Copy every line of the material below word for word.

RECORDS FOR THE TASK:
((

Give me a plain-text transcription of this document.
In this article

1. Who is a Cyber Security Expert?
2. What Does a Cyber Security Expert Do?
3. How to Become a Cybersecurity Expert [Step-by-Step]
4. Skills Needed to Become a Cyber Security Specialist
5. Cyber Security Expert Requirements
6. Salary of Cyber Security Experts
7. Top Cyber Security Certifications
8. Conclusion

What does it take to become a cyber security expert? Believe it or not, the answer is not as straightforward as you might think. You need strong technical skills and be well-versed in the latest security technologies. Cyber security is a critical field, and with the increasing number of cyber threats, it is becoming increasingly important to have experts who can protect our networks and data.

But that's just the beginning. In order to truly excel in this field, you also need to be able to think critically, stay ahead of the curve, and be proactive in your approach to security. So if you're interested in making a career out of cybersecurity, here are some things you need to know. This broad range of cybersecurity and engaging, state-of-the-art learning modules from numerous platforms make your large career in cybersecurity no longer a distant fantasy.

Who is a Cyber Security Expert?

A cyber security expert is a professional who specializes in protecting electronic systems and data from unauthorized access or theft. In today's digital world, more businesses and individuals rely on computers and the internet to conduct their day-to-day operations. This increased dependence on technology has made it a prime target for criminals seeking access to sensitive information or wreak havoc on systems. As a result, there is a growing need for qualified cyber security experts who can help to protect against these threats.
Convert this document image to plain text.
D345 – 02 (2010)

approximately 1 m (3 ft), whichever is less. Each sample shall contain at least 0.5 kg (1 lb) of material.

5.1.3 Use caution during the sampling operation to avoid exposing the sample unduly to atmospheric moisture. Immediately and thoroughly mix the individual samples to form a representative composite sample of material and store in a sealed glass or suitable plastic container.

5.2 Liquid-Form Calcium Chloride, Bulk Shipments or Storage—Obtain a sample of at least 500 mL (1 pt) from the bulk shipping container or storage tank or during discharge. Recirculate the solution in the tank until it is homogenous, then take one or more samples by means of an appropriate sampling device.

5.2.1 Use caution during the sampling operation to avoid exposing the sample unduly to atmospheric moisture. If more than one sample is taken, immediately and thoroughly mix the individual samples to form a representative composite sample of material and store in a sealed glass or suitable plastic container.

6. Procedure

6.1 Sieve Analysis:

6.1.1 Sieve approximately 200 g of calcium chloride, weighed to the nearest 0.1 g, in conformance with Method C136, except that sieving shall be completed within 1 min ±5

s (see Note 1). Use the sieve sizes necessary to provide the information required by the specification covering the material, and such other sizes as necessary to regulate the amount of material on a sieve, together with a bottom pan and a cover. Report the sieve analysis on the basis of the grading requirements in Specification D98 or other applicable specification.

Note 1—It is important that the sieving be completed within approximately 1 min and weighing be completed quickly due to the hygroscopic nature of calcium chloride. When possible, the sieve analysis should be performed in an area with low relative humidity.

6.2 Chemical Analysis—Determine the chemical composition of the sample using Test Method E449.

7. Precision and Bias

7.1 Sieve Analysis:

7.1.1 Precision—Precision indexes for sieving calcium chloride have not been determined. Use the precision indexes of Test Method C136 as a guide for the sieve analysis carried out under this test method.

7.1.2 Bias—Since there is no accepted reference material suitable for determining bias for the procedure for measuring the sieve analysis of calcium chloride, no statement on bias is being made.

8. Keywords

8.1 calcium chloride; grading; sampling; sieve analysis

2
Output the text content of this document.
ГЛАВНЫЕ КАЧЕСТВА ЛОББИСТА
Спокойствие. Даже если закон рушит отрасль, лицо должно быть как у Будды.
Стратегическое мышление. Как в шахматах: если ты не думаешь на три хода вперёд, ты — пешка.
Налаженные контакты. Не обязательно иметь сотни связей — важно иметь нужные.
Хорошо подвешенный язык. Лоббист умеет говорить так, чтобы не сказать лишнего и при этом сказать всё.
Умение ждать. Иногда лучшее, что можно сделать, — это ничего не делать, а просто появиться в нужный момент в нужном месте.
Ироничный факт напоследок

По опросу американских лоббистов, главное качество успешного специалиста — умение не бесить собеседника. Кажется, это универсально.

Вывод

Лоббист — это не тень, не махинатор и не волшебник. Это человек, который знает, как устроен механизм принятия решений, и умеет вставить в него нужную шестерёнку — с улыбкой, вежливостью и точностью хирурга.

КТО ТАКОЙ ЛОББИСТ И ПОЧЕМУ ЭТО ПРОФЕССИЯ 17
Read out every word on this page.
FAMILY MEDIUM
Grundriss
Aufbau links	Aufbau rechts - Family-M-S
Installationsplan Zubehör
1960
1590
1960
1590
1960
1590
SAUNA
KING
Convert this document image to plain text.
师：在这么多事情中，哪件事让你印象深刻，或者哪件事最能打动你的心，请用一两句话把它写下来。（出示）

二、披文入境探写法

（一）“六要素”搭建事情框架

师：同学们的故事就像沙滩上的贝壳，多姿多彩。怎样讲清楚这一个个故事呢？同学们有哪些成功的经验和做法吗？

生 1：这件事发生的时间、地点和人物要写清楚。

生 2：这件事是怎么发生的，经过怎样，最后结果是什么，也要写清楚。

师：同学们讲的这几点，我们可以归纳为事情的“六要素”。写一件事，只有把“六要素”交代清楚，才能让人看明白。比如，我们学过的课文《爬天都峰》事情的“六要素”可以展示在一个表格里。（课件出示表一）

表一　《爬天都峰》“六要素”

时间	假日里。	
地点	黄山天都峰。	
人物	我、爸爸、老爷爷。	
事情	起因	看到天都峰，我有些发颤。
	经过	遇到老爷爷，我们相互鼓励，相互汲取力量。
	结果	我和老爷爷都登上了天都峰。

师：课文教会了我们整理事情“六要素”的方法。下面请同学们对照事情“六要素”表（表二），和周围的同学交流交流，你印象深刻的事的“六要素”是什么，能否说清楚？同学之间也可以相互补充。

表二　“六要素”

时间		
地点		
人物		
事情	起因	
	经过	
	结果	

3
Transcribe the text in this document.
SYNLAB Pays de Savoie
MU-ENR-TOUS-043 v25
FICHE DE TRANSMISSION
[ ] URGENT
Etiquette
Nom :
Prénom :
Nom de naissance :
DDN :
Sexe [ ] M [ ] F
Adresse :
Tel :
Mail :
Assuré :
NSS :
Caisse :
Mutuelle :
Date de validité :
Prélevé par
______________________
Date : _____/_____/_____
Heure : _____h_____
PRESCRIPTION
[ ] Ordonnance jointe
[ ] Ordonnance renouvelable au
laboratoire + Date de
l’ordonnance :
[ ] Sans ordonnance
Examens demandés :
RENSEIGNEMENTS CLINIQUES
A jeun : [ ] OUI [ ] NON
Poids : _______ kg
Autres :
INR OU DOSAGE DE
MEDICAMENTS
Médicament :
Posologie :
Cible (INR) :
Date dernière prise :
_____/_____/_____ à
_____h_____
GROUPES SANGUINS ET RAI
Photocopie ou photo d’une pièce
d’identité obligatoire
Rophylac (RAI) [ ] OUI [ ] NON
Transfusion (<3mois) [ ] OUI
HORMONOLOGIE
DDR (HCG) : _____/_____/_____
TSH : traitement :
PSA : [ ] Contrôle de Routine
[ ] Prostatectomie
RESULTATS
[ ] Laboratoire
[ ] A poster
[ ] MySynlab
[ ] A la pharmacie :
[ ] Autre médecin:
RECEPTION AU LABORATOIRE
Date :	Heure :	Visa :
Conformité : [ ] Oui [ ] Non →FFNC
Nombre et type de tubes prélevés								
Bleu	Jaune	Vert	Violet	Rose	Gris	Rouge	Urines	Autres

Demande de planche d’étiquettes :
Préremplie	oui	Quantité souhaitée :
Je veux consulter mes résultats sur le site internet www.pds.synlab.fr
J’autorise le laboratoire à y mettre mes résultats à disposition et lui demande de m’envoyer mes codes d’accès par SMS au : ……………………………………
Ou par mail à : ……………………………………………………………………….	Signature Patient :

))

COMPLETED TASK:
Give me a plain-text transcription of this document.
In this article

1. Who is a Cyber Security Expert?
2. What Does a Cyber Security Expert Do?
3. How to Become a Cybersecurity Expert [Step-by-Step]
4. Skills Needed to Become a Cyber Security Specialist
5. Cyber Security Expert Requirements
6. Salary of Cyber Security Experts
7. Top Cyber Security Certifications
8. Conclusion

What does it take to become a cyber security expert? Believe it or not, the answer is not as straightforward as you might think. You need strong technical skills and be well-versed in the latest security technologies. Cyber security is a critical field, and with the increasing number of cyber threats, it is becoming increasingly important to have experts who can protect our networks and data.

But that's just the beginning. In order to truly excel in this field, you also need to be able to think critically, stay ahead of the curve, and be proactive in your approach to security. So if you're interested in making a career out of cybersecurity, here are some things you need to know. This broad range of cybersecurity and engaging, state-of-the-art learning modules from numerous platforms make your large career in cybersecurity no longer a distant fantasy.

Who is a Cyber Security Expert?

A cyber security expert is a professional who specializes in protecting electronic systems and data from unauthorized access or theft. In today's digital world, more businesses and individuals rely on computers and the internet to conduct their day-to-day operations. This increased dependence on technology has made it a prime target for criminals seeking access to sensitive information or wreak havoc on systems. As a result, there is a growing need for qualified cyber security experts who can help to protect against these threats.
Convert this document image to plain text.
D345 – 02 (2010)

approximately 1 m (3 ft), whichever is less. Each sample shall contain at least 0.5 kg (1 lb) of material.

5.1.3 Use caution during the sampling operation to avoid exposing the sample unduly to atmospheric moisture. Immediately and thoroughly mix the individual samples to form a representative composite sample of material and store in a sealed glass or suitable plastic container.

5.2 Liquid-Form Calcium Chloride, Bulk Shipments or Storage—Obtain a sample of at least 500 mL (1 pt) from the bulk shipping container or storage tank or during discharge. Recirculate the solution in the tank until it is homogenous, then take one or more samples by means of an appropriate sampling device.

5.2.1 Use caution during the sampling operation to avoid exposing the sample unduly to atmospheric moisture. If more than one sample is taken, immediately and thoroughly mix the individual samples to form a representative composite sample of material and store in a sealed glass or suitable plastic container.

6. Procedure

6.1 Sieve Analysis:

6.1.1 Sieve approximately 200 g of calcium chloride, weighed to the nearest 0.1 g, in conformance with Method C136, except that sieving shall be completed within 1 min ±5

s (see Note 1). Use the sieve sizes necessary to provide the information required by the specification covering the material, and such other sizes as necessary to regulate the amount of material on a sieve, together with a bottom pan and a cover. Report the sieve analysis on the basis of the grading requirements in Specification D98 or other applicable specification.

Note 1—It is important that the sieving be completed within approximately 1 min and weighing be completed quickly due to the hygroscopic nature of calcium chloride. When possible, the sieve analysis should be performed in an area with low relative humidity.

6.2 Chemical Analysis—Determine the chemical composition of the sample using Test Method E449.

7. Precision and Bias

7.1 Sieve Analysis:

7.1.1 Precision—Precision indexes for sieving calcium chloride have not been determined. Use the precision indexes of Test Method C136 as a guide for the sieve analysis carried out under this test method.

7.1.2 Bias—Since there is no accepted reference material suitable for determining bias for the procedure for measuring the sieve analysis of calcium chloride, no statement on bias is being made.

8. Keywords

8.1 calcium chloride; grading; sampling; sieve analysis

2
Output the text content of this document.
ГЛАВНЫЕ КАЧЕСТВА ЛОББИСТА
Спокойствие. Даже если закон рушит отрасль, лицо должно быть как у Будды.
Стратегическое мышление. Как в шахматах: если ты не думаешь на три хода вперёд, ты — пешка.
Налаженные контакты. Не обязательно иметь сотни связей — важно иметь нужные.
Хорошо подвешенный язык. Лоббист умеет говорить так, чтобы не сказать лишнего и при этом сказать всё.
Умение ждать. Иногда лучшее, что можно сделать, — это ничего не делать, а просто появиться в нужный момент в нужном месте.
Ироничный факт напоследок

По опросу американских лоббистов, главное качество успешного специалиста — умение не бесить собеседника. Кажется, это универсально.

Вывод

Лоббист — это не тень, не махинатор и не волшебник. Это человек, который знает, как устроен механизм принятия решений, и умеет вставить в него нужную шестерёнку — с улыбкой, вежливостью и точностью хирурга.

КТО ТАКОЙ ЛОББИСТ И ПОЧЕМУ ЭТО ПРОФЕССИЯ 17
Read out every word on this page.
FAMILY MEDIUM
Grundriss
Aufbau links	Aufbau rechts - Family-M-S
Installationsplan Zubehör
1960
1590
1960
1590
1960
1590
SAUNA
KING
Convert this document image to plain text.
师：在这么多事情中，哪件事让你印象深刻，或者哪件事最能打动你的心，请用一两句话把它写下来。（出示）

二、披文入境探写法

（一）“六要素”搭建事情框架

师：同学们的故事就像沙滩上的贝壳，多姿多彩。怎样讲清楚这一个个故事呢？同学们有哪些成功的经验和做法吗？

生 1：这件事发生的时间、地点和人物要写清楚。

生 2：这件事是怎么发生的，经过怎样，最后结果是什么，也要写清楚。

师：同学们讲的这几点，我们可以归纳为事情的“六要素”。写一件事，只有把“六要素”交代清楚，才能让人看明白。比如，我们学过的课文《爬天都峰》事情的“六要素”可以展示在一个表格里。（课件出示表一）

表一　《爬天都峰》“六要素”

时间	假日里。	
地点	黄山天都峰。	
人物	我、爸爸、老爷爷。	
事情	起因	看到天都峰，我有些发颤。
	经过	遇到老爷爷，我们相互鼓励，相互汲取力量。
	结果	我和老爷爷都登上了天都峰。

师：课文教会了我们整理事情“六要素”的方法。下面请同学们对照事情“六要素”表（表二），和周围的同学交流交流，你印象深刻的事的“六要素”是什么，能否说清楚？同学之间也可以相互补充。

表二　“六要素”

时间		
地点		
人物		
事情	起因	
	经过	
	结果	

3
Transcribe the text in this document.
SYNLAB Pays de Savoie
MU-ENR-TOUS-043 v25
FICHE DE TRANSMISSION
[ ] URGENT
Etiquette
Nom :
Prénom :
Nom de naissance :
DDN :
Sexe [ ] M [ ] F
Adresse :
Tel :
Mail :
Assuré :
NSS :
Caisse :
Mutuelle :
Date de validité :
Prélevé par
______________________
Date : _____/_____/_____
Heure : _____h_____
PRESCRIPTION
[ ] Ordonnance jointe
[ ] Ordonnance renouvelable au
laboratoire + Date de
l’ordonnance :
[ ] Sans ordonnance
Examens demandés :
RENSEIGNEMENTS CLINIQUES
A jeun : [ ] OUI [ ] NON
Poids : _______ kg
Autres :
INR OU DOSAGE DE
MEDICAMENTS
Médicament :
Posologie :
Cible (INR) :
Date dernière prise :
_____/_____/_____ à
_____h_____
GROUPES SANGUINS ET RAI
Photocopie ou photo d’une pièce
d’identité obligatoire
Rophylac (RAI) [ ] OUI [ ] NON
Transfusion (<3mois) [ ] OUI
HORMONOLOGIE
DDR (HCG) : _____/_____/_____
TSH : traitement :
PSA : [ ] Contrôle de Routine
[ ] Prostatectomie
RESULTATS
[ ] Laboratoire
[ ] A poster
[ ] MySynlab
[ ] A la pharmacie :
[ ] Autre médecin:
RECEPTION AU LABORATOIRE
Date :	Heure :	Visa :
Conformité : [ ] Oui [ ] Non →FFNC
Nombre et type de tubes prélevés								
Bleu	Jaune	Vert	Violet	Rose	Gris	Rouge	Urines	Autres

Demande de planche d’étiquettes :
Préremplie	oui	Quantité souhaitée :
Je veux consulter mes résultats sur le site internet www.pds.synlab.fr
J’autorise le laboratoire à y mettre mes résultats à disposition et lui demande de m’envoyer mes codes d’accès par SMS au : ……………………………………
Ou par mail à : ……………………………………………………………………….	Signature Patient :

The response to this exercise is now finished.